** START OF Entries supplied **

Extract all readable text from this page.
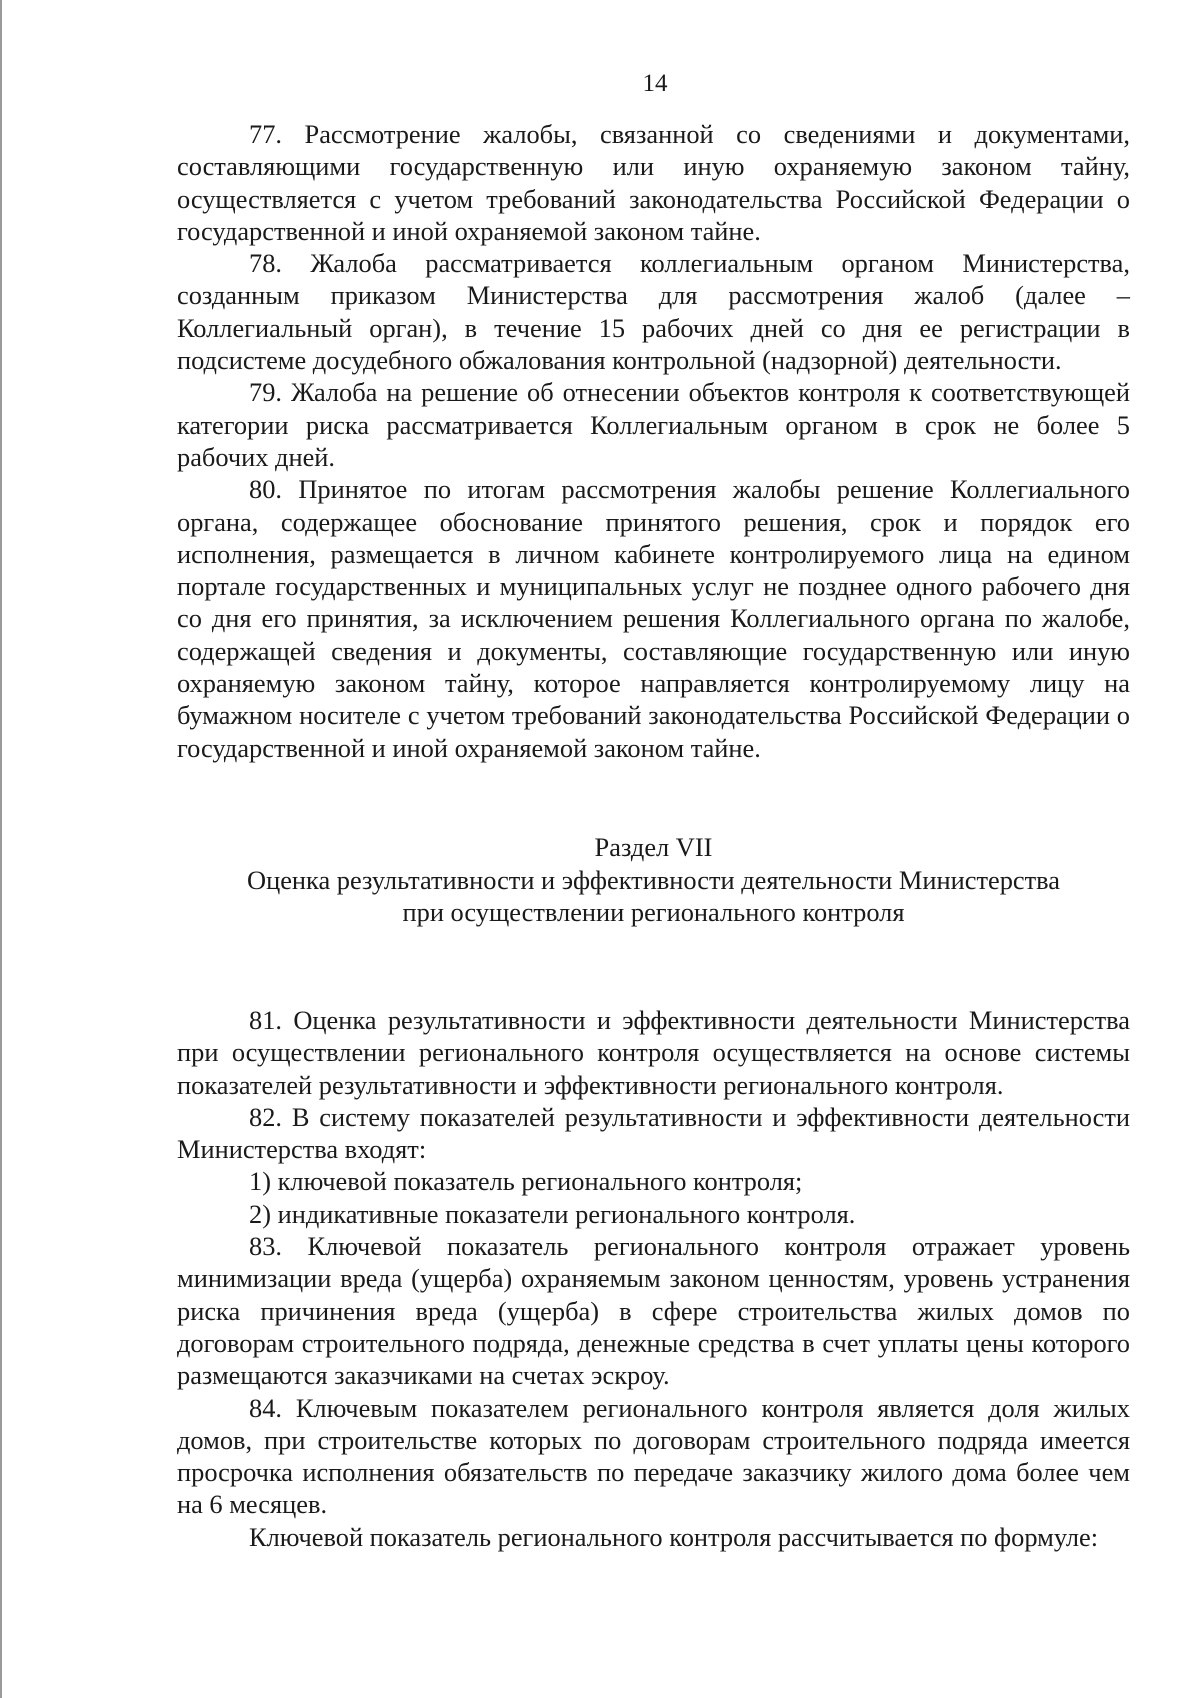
14

77. Рассмотрение жалобы, связанной со сведениями и документами, составляющими государственную или иную охраняемую законом тайну, осуществляется с учетом требований законодательства Российской Федерации о государственной и иной охраняемой законом тайне.

78. Жалоба рассматривается коллегиальным органом Министерства, созданным приказом Министерства для рассмотрения жалоб (далее – Коллегиальный орган), в течение 15 рабочих дней со дня ее регистрации в подсистеме досудебного обжалования контрольной (надзорной) деятельности.

79. Жалоба на решение об отнесении объектов контроля к соответствующей категории риска рассматривается Коллегиальным органом в срок не более 5 рабочих дней.

80. Принятое по итогам рассмотрения жалобы решение Коллегиального органа, содержащее обоснование принятого решения, срок и порядок его исполнения, размещается в личном кабинете контролируемого лица на едином портале государственных и муниципальных услуг не позднее одного рабочего дня со дня его принятия, за исключением решения Коллегиального органа по жалобе, содержащей сведения и документы, составляющие государственную или иную охраняемую законом тайну, которое направляется контролируемому лицу на бумажном носителе с учетом требований законодательства Российской Федерации о государственной и иной охраняемой законом тайне.

Раздел VII
Оценка результативности и эффективности деятельности Министерства
при осуществлении регионального контроля

81. Оценка результативности и эффективности деятельности Министерства при осуществлении регионального контроля осуществляется на основе системы показателей результативности и эффективности регионального контроля.

82. В систему показателей результативности и эффективности деятельности Министерства входят:

1) ключевой показатель регионального контроля;

2) индикативные показатели регионального контроля.

83. Ключевой показатель регионального контроля отражает уровень минимизации вреда (ущерба) охраняемым законом ценностям, уровень устранения риска причинения вреда (ущерба) в сфере строительства жилых домов по договорам строительного подряда, денежные средства в счет уплаты цены которого размещаются заказчиками на счетах эскроу.

84. Ключевым показателем регионального контроля является доля жилых домов, при строительстве которых по договорам строительного подряда имеется просрочка исполнения обязательств по передаче заказчику жилого дома более чем на 6 месяцев.

Ключевой показатель регионального контроля рассчитывается по формуле:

** END OF Entries supplied **

Leave out the pictures and print every line of the data exactly.

Extract all readable text from this page.
14

77. Рассмотрение жалобы, связанной со сведениями и документами, составляющими государственную или иную охраняемую законом тайну, осуществляется с учетом требований законодательства Российской Федерации о государственной и иной охраняемой законом тайне.

78. Жалоба рассматривается коллегиальным органом Министерства, созданным приказом Министерства для рассмотрения жалоб (далее – Коллегиальный орган), в течение 15 рабочих дней со дня ее регистрации в подсистеме досудебного обжалования контрольной (надзорной) деятельности.

79. Жалоба на решение об отнесении объектов контроля к соответствующей категории риска рассматривается Коллегиальным органом в срок не более 5 рабочих дней.

80. Принятое по итогам рассмотрения жалобы решение Коллегиального органа, содержащее обоснование принятого решения, срок и порядок его исполнения, размещается в личном кабинете контролируемого лица на едином портале государственных и муниципальных услуг не позднее одного рабочего дня со дня его принятия, за исключением решения Коллегиального органа по жалобе, содержащей сведения и документы, составляющие государственную или иную охраняемую законом тайну, которое направляется контролируемому лицу на бумажном носителе с учетом требований законодательства Российской Федерации о государственной и иной охраняемой законом тайне.

Раздел VII
Оценка результативности и эффективности деятельности Министерства
при осуществлении регионального контроля

81. Оценка результативности и эффективности деятельности Министерства при осуществлении регионального контроля осуществляется на основе системы показателей результативности и эффективности регионального контроля.

82. В систему показателей результативности и эффективности деятельности Министерства входят:

1) ключевой показатель регионального контроля;

2) индикативные показатели регионального контроля.

83. Ключевой показатель регионального контроля отражает уровень минимизации вреда (ущерба) охраняемым законом ценностям, уровень устранения риска причинения вреда (ущерба) в сфере строительства жилых домов по договорам строительного подряда, денежные средства в счет уплаты цены которого размещаются заказчиками на счетах эскроу.

84. Ключевым показателем регионального контроля является доля жилых домов, при строительстве которых по договорам строительного подряда имеется просрочка исполнения обязательств по передаче заказчику жилого дома более чем на 6 месяцев.

Ключевой показатель регионального контроля рассчитывается по формуле:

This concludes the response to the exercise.